HIS HOUSE : ET SI ON VOUS PRÉSENTAIT REMI WEEKES ?

30-10-2020 - 09:49 - Par

HIS HOUSE : ET SI ON VOUS PRÉSENTAIT REMI WEEKES ?

Il mêle un réalisme tout britannique au surnaturel et à la politique. Il serait le nouveau rejeton parfait de l’ »elevated horror » si lui-même ne trouvait pas ce terme un peu snob à l’égard de ce cinéma de genre qu’il aime tant. En racontant dans HIS HOUSE l’expérience et la douleur psychologiques de deux réfugiés soudanais dans une ville paumée d’Angleterre, Remi Weekes impose un cinéma mutant et spectaculaire. Portrait d’un réalisateur très prometteur.

 

« Elevated horror ». « L’horreur supérieure », si l’on traduit bien. Malin, avec les influences et les acteurs qui vont bien. HÉRÉDITÉ de Ari Aster. UNDER THE SKIN de Jonathan Glazer. THE VVITCH de Robert Eggers. Vous voyez ? « Je comprends pourquoi on utilise ce terme. Ça vient du fait que l’horreur, c’est un genre que les gens trouvent un peu embarrassant, comme la comédie. Dire qu’elle est ‘supérieure’ donne l’autorisation d’aimer ça. Pour quelqu’un comme moi qui apprécie les choses aussi simples que plus sophistiquées, c’est une distinction qui n’a pas lieu d’être. » Pourtant HIS HOUSE, le premier long-métrage de Remi Weekes, pourrait bien s’inscrire au côté des prestigieux titres d’ »horreur supérieure » que l’on vient de citer. Un film de fantômes et de monstres, qui évoque l’immigration clandestine et l’accueil plutôt frisquet que l’Angleterre lui réserve. Plus particulièrement, un couple de Soudanais tente de faire sa place au Royaume-Uni. Après un an en foyer, Bol (Sope Dirisu) et Rial (Wunmi Mosaku) se voient enfin attribuer le statut de demandeurs d’asile. Le gouvernement les installe dans une maison, au cœur d’une ville dortoir pas très accueillante qu’ils n’ont pas le droit de quitter. Mais les murs commencent à se réveiller ; des fantômes surgissent, dont celui de leur petite fille, morte en mer alors qu’ils rejoignaient l’Europe. Si Bol pense que l’assimilation sera la réponse à toutes leurs difficultés, Rial veut d’abord régler ses comptes avec les esprits.

........

* **ÉNONCÉ**
Reproduisez intégralement l'article sur Remi Weekes, sans en modifier un seul mot. Les enregistrements ci-dessous n'ont aucun rapport avec l'article sur Remi Weekes.

........

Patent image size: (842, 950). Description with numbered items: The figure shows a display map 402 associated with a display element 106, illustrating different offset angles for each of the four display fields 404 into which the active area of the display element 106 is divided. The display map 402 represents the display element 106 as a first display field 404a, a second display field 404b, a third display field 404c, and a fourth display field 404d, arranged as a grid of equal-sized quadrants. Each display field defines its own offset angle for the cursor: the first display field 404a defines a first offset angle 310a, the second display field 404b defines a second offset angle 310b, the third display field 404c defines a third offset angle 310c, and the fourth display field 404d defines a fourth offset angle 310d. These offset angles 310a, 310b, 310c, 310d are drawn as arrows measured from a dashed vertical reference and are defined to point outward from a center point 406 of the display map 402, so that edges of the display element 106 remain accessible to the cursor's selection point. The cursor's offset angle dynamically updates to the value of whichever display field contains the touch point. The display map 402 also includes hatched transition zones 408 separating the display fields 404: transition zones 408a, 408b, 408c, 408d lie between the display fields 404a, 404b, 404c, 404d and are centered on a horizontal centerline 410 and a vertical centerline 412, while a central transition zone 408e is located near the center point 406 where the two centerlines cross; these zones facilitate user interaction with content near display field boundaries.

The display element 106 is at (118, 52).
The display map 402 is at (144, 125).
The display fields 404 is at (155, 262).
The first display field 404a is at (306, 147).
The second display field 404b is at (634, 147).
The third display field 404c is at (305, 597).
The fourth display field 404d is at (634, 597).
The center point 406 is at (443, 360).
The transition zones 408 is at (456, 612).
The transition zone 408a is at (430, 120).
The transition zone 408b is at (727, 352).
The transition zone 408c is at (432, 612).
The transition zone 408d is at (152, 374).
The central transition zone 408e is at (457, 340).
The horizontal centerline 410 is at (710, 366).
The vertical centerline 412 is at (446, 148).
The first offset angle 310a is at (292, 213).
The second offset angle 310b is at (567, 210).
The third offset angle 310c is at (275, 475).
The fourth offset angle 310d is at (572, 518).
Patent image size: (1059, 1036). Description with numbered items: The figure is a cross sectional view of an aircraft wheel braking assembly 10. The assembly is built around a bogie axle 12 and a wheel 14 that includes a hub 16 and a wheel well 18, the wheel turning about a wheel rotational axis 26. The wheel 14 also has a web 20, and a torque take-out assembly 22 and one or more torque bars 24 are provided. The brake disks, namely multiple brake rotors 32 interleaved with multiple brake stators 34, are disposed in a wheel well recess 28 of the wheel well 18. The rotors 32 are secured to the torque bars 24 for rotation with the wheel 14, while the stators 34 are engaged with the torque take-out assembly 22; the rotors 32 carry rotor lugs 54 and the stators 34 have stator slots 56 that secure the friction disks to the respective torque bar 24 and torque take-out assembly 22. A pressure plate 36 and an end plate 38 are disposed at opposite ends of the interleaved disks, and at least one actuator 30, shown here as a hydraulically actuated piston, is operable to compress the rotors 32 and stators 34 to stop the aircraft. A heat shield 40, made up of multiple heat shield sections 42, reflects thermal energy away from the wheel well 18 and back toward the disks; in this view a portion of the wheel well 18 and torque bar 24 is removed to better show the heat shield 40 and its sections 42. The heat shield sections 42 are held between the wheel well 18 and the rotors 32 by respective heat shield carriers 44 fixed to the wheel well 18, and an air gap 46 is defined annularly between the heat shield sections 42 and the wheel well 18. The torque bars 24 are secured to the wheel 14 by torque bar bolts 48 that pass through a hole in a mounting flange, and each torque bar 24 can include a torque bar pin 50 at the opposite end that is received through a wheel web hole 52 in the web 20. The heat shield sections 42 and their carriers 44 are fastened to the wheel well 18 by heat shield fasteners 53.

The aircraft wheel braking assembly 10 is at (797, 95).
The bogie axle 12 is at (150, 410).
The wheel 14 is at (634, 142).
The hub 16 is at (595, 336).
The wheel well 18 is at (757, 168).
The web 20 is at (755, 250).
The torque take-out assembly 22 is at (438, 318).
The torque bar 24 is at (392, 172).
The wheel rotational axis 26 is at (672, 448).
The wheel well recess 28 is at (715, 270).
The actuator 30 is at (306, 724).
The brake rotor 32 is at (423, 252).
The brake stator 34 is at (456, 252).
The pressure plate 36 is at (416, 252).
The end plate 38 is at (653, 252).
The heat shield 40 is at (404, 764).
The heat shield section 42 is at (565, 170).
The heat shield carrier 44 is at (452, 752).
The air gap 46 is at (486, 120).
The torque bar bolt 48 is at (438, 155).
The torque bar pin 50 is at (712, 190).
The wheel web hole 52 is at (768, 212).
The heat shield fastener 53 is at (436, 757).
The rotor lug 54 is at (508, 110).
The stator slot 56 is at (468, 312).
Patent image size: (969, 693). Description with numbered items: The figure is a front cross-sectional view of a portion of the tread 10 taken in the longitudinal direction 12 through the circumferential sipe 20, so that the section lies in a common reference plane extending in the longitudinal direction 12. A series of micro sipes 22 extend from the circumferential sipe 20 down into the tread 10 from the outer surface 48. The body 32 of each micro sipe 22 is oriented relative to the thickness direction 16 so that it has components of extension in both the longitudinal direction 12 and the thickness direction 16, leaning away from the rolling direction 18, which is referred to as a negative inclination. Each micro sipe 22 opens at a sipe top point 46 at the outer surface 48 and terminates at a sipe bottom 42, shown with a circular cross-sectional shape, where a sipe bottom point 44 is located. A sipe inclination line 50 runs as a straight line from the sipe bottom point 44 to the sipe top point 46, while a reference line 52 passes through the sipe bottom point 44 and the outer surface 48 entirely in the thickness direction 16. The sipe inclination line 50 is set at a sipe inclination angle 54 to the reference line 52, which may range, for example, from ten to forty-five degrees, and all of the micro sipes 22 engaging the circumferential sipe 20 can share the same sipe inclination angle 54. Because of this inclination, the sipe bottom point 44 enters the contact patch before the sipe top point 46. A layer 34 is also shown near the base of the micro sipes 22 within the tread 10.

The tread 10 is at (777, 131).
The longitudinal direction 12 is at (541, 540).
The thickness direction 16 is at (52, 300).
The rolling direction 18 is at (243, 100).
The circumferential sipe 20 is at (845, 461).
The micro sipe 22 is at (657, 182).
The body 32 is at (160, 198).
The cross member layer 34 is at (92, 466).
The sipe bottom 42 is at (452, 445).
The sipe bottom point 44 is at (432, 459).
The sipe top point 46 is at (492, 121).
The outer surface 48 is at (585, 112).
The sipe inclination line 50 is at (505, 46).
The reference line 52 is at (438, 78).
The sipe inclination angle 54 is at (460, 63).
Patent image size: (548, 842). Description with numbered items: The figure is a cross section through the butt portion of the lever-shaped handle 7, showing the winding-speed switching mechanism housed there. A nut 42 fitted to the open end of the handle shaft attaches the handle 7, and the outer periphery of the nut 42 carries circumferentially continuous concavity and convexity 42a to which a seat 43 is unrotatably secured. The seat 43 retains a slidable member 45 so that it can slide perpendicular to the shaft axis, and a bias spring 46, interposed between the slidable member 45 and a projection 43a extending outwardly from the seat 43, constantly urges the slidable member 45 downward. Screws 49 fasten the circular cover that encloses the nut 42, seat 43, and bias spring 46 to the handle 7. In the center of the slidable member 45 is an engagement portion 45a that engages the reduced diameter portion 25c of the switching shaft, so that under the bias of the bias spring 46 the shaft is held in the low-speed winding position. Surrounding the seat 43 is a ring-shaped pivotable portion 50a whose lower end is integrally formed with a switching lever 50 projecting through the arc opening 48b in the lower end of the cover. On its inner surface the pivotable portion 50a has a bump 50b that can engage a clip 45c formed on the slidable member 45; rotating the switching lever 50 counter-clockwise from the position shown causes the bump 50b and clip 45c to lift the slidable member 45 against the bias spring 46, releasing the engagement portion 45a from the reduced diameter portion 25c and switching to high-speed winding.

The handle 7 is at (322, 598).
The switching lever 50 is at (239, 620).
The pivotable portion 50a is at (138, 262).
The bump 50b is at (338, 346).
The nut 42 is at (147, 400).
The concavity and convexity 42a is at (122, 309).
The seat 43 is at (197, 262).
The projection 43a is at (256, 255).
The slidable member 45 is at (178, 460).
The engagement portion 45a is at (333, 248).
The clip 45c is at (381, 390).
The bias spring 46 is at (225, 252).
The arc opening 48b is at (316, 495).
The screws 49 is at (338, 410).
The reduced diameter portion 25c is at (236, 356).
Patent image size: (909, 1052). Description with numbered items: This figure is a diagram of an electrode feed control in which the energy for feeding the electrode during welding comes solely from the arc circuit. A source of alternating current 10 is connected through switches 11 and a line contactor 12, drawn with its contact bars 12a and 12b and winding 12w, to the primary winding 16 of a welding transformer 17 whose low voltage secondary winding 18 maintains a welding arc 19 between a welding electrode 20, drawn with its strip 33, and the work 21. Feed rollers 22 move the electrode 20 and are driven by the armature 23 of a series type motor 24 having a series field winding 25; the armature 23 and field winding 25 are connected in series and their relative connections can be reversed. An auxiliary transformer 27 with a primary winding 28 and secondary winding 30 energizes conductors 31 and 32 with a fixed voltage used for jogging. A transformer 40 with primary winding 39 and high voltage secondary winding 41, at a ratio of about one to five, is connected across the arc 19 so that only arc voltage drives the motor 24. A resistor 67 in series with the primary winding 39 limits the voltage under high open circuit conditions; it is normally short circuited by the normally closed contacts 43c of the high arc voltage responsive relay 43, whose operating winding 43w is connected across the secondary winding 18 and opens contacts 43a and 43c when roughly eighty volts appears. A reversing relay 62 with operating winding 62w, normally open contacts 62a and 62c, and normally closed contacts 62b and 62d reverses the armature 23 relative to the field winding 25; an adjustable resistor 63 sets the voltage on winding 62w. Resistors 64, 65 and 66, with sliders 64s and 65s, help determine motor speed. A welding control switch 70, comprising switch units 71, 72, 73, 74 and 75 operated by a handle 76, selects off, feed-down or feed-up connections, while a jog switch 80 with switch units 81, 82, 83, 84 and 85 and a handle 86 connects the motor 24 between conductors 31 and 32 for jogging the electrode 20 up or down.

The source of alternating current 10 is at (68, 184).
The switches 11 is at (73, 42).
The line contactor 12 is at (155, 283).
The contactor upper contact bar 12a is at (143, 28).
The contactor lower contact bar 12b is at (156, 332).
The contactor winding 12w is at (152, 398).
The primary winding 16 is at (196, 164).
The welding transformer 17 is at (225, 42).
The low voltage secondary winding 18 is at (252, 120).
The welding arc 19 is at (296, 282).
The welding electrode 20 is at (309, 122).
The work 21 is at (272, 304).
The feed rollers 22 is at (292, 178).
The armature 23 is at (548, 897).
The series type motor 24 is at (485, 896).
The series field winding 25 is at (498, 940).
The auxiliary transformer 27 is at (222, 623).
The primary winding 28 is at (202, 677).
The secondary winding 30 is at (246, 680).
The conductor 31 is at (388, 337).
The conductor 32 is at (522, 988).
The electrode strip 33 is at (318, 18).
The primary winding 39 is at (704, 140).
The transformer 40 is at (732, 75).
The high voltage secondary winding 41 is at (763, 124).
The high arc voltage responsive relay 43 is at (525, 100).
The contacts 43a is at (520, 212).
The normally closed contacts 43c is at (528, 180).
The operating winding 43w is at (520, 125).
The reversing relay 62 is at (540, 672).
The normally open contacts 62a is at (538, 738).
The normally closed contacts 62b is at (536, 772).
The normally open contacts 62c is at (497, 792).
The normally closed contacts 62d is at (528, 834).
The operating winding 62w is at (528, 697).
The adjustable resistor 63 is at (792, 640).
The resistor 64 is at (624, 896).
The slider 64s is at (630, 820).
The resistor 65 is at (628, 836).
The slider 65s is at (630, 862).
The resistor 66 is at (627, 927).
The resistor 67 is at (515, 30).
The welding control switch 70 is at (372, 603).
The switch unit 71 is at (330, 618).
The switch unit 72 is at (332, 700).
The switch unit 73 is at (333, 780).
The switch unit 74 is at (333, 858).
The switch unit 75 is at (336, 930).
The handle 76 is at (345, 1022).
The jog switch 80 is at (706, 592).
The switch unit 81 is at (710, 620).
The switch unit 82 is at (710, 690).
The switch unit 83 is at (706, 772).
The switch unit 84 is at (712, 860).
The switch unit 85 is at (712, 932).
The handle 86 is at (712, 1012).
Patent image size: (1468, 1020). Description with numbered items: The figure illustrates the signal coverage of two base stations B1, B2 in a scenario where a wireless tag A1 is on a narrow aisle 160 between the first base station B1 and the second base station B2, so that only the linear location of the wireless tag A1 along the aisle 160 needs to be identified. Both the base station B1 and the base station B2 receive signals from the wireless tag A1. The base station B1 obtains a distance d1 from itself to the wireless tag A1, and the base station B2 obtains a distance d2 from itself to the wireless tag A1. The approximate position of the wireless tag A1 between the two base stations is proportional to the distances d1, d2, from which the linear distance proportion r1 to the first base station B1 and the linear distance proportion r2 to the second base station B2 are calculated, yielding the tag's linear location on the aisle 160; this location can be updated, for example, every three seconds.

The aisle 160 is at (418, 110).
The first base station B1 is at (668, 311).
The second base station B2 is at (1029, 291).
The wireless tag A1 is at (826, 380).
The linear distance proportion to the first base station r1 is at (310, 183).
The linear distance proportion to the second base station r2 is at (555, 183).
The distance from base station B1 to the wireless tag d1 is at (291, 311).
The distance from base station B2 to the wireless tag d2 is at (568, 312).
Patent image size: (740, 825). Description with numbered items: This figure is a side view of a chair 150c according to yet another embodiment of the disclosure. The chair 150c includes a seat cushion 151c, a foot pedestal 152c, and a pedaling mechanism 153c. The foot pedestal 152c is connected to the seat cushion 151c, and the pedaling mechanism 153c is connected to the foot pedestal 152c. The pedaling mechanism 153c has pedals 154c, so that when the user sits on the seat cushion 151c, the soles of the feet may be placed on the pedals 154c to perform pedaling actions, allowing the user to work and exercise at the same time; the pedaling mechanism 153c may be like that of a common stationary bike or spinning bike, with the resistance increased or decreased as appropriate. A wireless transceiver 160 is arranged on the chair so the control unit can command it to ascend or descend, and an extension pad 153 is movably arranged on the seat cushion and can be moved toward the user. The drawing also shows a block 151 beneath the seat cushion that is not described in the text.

........

* **RÉSULTAT**
HIS HOUSE : ET SI ON VOUS PRÉSENTAIT REMI WEEKES ?

30-10-2020 - 09:49 - Par

HIS HOUSE : ET SI ON VOUS PRÉSENTAIT REMI WEEKES ?

Il mêle un réalisme tout britannique au surnaturel et à la politique. Il serait le nouveau rejeton parfait de l’ »elevated horror » si lui-même ne trouvait pas ce terme un peu snob à l’égard de ce cinéma de genre qu’il aime tant. En racontant dans HIS HOUSE l’expérience et la douleur psychologiques de deux réfugiés soudanais dans une ville paumée d’Angleterre, Remi Weekes impose un cinéma mutant et spectaculaire. Portrait d’un réalisateur très prometteur.

 

« Elevated horror ». « L’horreur supérieure », si l’on traduit bien. Malin, avec les influences et les acteurs qui vont bien. HÉRÉDITÉ de Ari Aster. UNDER THE SKIN de Jonathan Glazer. THE VVITCH de Robert Eggers. Vous voyez ? « Je comprends pourquoi on utilise ce terme. Ça vient du fait que l’horreur, c’est un genre que les gens trouvent un peu embarrassant, comme la comédie. Dire qu’elle est ‘supérieure’ donne l’autorisation d’aimer ça. Pour quelqu’un comme moi qui apprécie les choses aussi simples que plus sophistiquées, c’est une distinction qui n’a pas lieu d’être. » Pourtant HIS HOUSE, le premier long-métrage de Remi Weekes, pourrait bien s’inscrire au côté des prestigieux titres d’ »horreur supérieure » que l’on vient de citer. Un film de fantômes et de monstres, qui évoque l’immigration clandestine et l’accueil plutôt frisquet que l’Angleterre lui réserve. Plus particulièrement, un couple de Soudanais tente de faire sa place au Royaume-Uni. Après un an en foyer, Bol (Sope Dirisu) et Rial (Wunmi Mosaku) se voient enfin attribuer le statut de demandeurs d’asile. Le gouvernement les installe dans une maison, au cœur d’une ville dortoir pas très accueillante qu’ils n’ont pas le droit de quitter. Mais les murs commencent à se réveiller ; des fantômes surgissent, dont celui de leur petite fille, morte en mer alors qu’ils rejoignaient l’Europe. Si Bol pense que l’assimilation sera la réponse à toutes leurs difficultés, Rial veut d’abord régler ses comptes avec les esprits.